TASK INSTRUCTIONS:
Quote the data below in full, minus the images.

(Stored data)
------------------------------------------------
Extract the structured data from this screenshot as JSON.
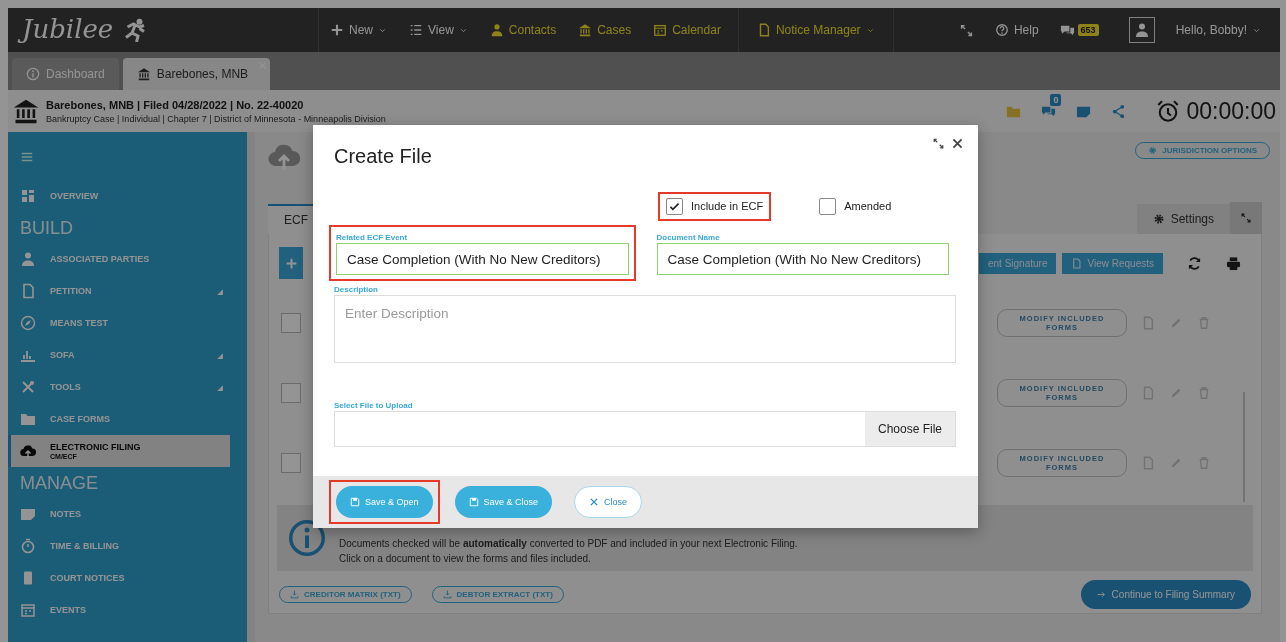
{
  "nav": {
    "logo": "Jubilee",
    "menu": [
      {
        "label": "New",
        "accent": false,
        "dropdown": true
      },
      {
        "label": "View",
        "accent": false,
        "dropdown": true
      },
      {
        "label": "Contacts",
        "accent": true,
        "dropdown": false
      },
      {
        "label": "Cases",
        "accent": true,
        "dropdown": false
      },
      {
        "label": "Calendar",
        "accent": true,
        "dropdown": false
      },
      {
        "label": "Notice Manager",
        "accent": true,
        "dropdown": true
      }
    ],
    "help": "Help",
    "chat_badge": "653",
    "greeting": "Hello, Bobby!"
  },
  "tabs": [
    {
      "label": "Dashboard",
      "selected": false,
      "closable": false
    },
    {
      "label": "Barebones, MNB",
      "selected": true,
      "closable": true
    }
  ],
  "case_header": {
    "title": "Barebones, MNB | Filed 04/28/2022 | No. 22-40020",
    "details": "Bankruptcy Case | Individual | Chapter 7 | District of Minnesota - Minneapolis Division",
    "messages_badge": "0",
    "timer": "00:00:00"
  },
  "sidebar": {
    "items": [
      {
        "kind": "item",
        "label": "OVERVIEW",
        "expandable": false,
        "selected": false
      },
      {
        "kind": "heading",
        "label": "BUILD"
      },
      {
        "kind": "item",
        "label": "ASSOCIATED PARTIES",
        "expandable": false,
        "selected": false
      },
      {
        "kind": "item",
        "label": "PETITION",
        "expandable": true,
        "selected": false
      },
      {
        "kind": "item",
        "label": "MEANS TEST",
        "expandable": false,
        "selected": false
      },
      {
        "kind": "item",
        "label": "SOFA",
        "expandable": true,
        "selected": false
      },
      {
        "kind": "item",
        "label": "TOOLS",
        "expandable": true,
        "selected": false
      },
      {
        "kind": "item",
        "label": "CASE FORMS",
        "expandable": false,
        "selected": false
      },
      {
        "kind": "item",
        "label": "ELECTRONIC FILING",
        "sublabel": "CM/ECF",
        "expandable": false,
        "selected": true
      },
      {
        "kind": "heading",
        "label": "MANAGE"
      },
      {
        "kind": "item",
        "label": "NOTES",
        "expandable": false,
        "selected": false
      },
      {
        "kind": "item",
        "label": "TIME & BILLING",
        "expandable": false,
        "selected": false
      },
      {
        "kind": "item",
        "label": "COURT NOTICES",
        "expandable": false,
        "selected": false
      },
      {
        "kind": "item",
        "label": "EVENTS",
        "expandable": false,
        "selected": false
      }
    ]
  },
  "main": {
    "jurisdiction_button": "JURISDICTION OPTIONS",
    "card_tabs": [
      {
        "label": "ECF",
        "selected": true
      },
      {
        "label": "Settings",
        "selected": false
      }
    ],
    "toolbar_buttons": [
      "ent Signature",
      "View Requests"
    ],
    "rows": [
      {
        "checked": false,
        "action": "MODIFY INCLUDED FORMS"
      },
      {
        "checked": false,
        "action": "MODIFY INCLUDED FORMS"
      },
      {
        "checked": false,
        "action": "MODIFY INCLUDED FORMS"
      }
    ],
    "info_lines": [
      "Documents checked will be **automatically** converted to PDF and included in your next Electronic Filing.",
      "Click on a document to view the forms and files included."
    ],
    "downloads": [
      "CREDITOR MATRIX (TXT)",
      "DEBTOR EXTRACT (TXT)"
    ],
    "continue_button": "Continue to Filing Summary"
  },
  "modal": {
    "title": "Create File",
    "checkboxes": [
      {
        "label": "Include in ECF",
        "checked": true,
        "highlighted": true
      },
      {
        "label": "Amended",
        "checked": false,
        "highlighted": false
      }
    ],
    "fields": [
      {
        "label": "Related ECF Event",
        "value": "Case Completion (With No New Creditors)",
        "highlighted": true
      },
      {
        "label": "Document Name",
        "value": "Case Completion (With No New Creditors)",
        "highlighted": false
      }
    ],
    "description": {
      "label": "Description",
      "placeholder": "Enter Description"
    },
    "upload": {
      "label": "Select File to Upload",
      "button": "Choose File"
    },
    "buttons": [
      {
        "label": "Save & Open",
        "kind": "primary",
        "highlighted": true
      },
      {
        "label": "Save & Close",
        "kind": "primary",
        "highlighted": false
      },
      {
        "label": "Close",
        "kind": "outline",
        "highlighted": false
      }
    ]
  }
}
------------------------------------------------
FINAL ANSWER:
Extract the structured data from this screenshot as JSON.
{
  "nav": {
    "logo": "Jubilee",
    "menu": [
      {
        "label": "New",
        "accent": false,
        "dropdown": true
      },
      {
        "label": "View",
        "accent": false,
        "dropdown": true
      },
      {
        "label": "Contacts",
        "accent": true,
        "dropdown": false
      },
      {
        "label": "Cases",
        "accent": true,
        "dropdown": false
      },
      {
        "label": "Calendar",
        "accent": true,
        "dropdown": false
      },
      {
        "label": "Notice Manager",
        "accent": true,
        "dropdown": true
      }
    ],
    "help": "Help",
    "chat_badge": "653",
    "greeting": "Hello, Bobby!"
  },
  "tabs": [
    {
      "label": "Dashboard",
      "selected": false,
      "closable": false
    },
    {
      "label": "Barebones, MNB",
      "selected": true,
      "closable": true
    }
  ],
  "case_header": {
    "title": "Barebones, MNB | Filed 04/28/2022 | No. 22-40020",
    "details": "Bankruptcy Case | Individual | Chapter 7 | District of Minnesota - Minneapolis Division",
    "messages_badge": "0",
    "timer": "00:00:00"
  },
  "sidebar": {
    "items": [
      {
        "kind": "item",
        "label": "OVERVIEW",
        "expandable": false,
        "selected": false
      },
      {
        "kind": "heading",
        "label": "BUILD"
      },
      {
        "kind": "item",
        "label": "ASSOCIATED PARTIES",
        "expandable": false,
        "selected": false
      },
      {
        "kind": "item",
        "label": "PETITION",
        "expandable": true,
        "selected": false
      },
      {
        "kind": "item",
        "label": "MEANS TEST",
        "expandable": false,
        "selected": false
      },
      {
        "kind": "item",
        "label": "SOFA",
        "expandable": true,
        "selected": false
      },
      {
        "kind": "item",
        "label": "TOOLS",
        "expandable": true,
        "selected": false
      },
      {
        "kind": "item",
        "label": "CASE FORMS",
        "expandable": false,
        "selected": false
      },
      {
        "kind": "item",
        "label": "ELECTRONIC FILING",
        "sublabel": "CM/ECF",
        "expandable": false,
        "selected": true
      },
      {
        "kind": "heading",
        "label": "MANAGE"
      },
      {
        "kind": "item",
        "label": "NOTES",
        "expandable": false,
        "selected": false
      },
      {
        "kind": "item",
        "label": "TIME & BILLING",
        "expandable": false,
        "selected": false
      },
      {
        "kind": "item",
        "label": "COURT NOTICES",
        "expandable": false,
        "selected": false
      },
      {
        "kind": "item",
        "label": "EVENTS",
        "expandable": false,
        "selected": false
      }
    ]
  },
  "main": {
    "jurisdiction_button": "JURISDICTION OPTIONS",
    "card_tabs": [
      {
        "label": "ECF",
        "selected": true
      },
      {
        "label": "Settings",
        "selected": false
      }
    ],
    "toolbar_buttons": [
      "ent Signature",
      "View Requests"
    ],
    "rows": [
      {
        "checked": false,
        "action": "MODIFY INCLUDED FORMS"
      },
      {
        "checked": false,
        "action": "MODIFY INCLUDED FORMS"
      },
      {
        "checked": false,
        "action": "MODIFY INCLUDED FORMS"
      }
    ],
    "info_lines": [
      "Documents checked will be **automatically** converted to PDF and included in your next Electronic Filing.",
      "Click on a document to view the forms and files included."
    ],
    "downloads": [
      "CREDITOR MATRIX (TXT)",
      "DEBTOR EXTRACT (TXT)"
    ],
    "continue_button": "Continue to Filing Summary"
  },
  "modal": {
    "title": "Create File",
    "checkboxes": [
      {
        "label": "Include in ECF",
        "checked": true,
        "highlighted": true
      },
      {
        "label": "Amended",
        "checked": false,
        "highlighted": false
      }
    ],
    "fields": [
      {
        "label": "Related ECF Event",
        "value": "Case Completion (With No New Creditors)",
        "highlighted": true
      },
      {
        "label": "Document Name",
        "value": "Case Completion (With No New Creditors)",
        "highlighted": false
      }
    ],
    "description": {
      "label": "Description",
      "placeholder": "Enter Description"
    },
    "upload": {
      "label": "Select File to Upload",
      "button": "Choose File"
    },
    "buttons": [
      {
        "label": "Save & Open",
        "kind": "primary",
        "highlighted": true
      },
      {
        "label": "Save & Close",
        "kind": "primary",
        "highlighted": false
      },
      {
        "label": "Close",
        "kind": "outline",
        "highlighted": false
      }
    ]
  }
}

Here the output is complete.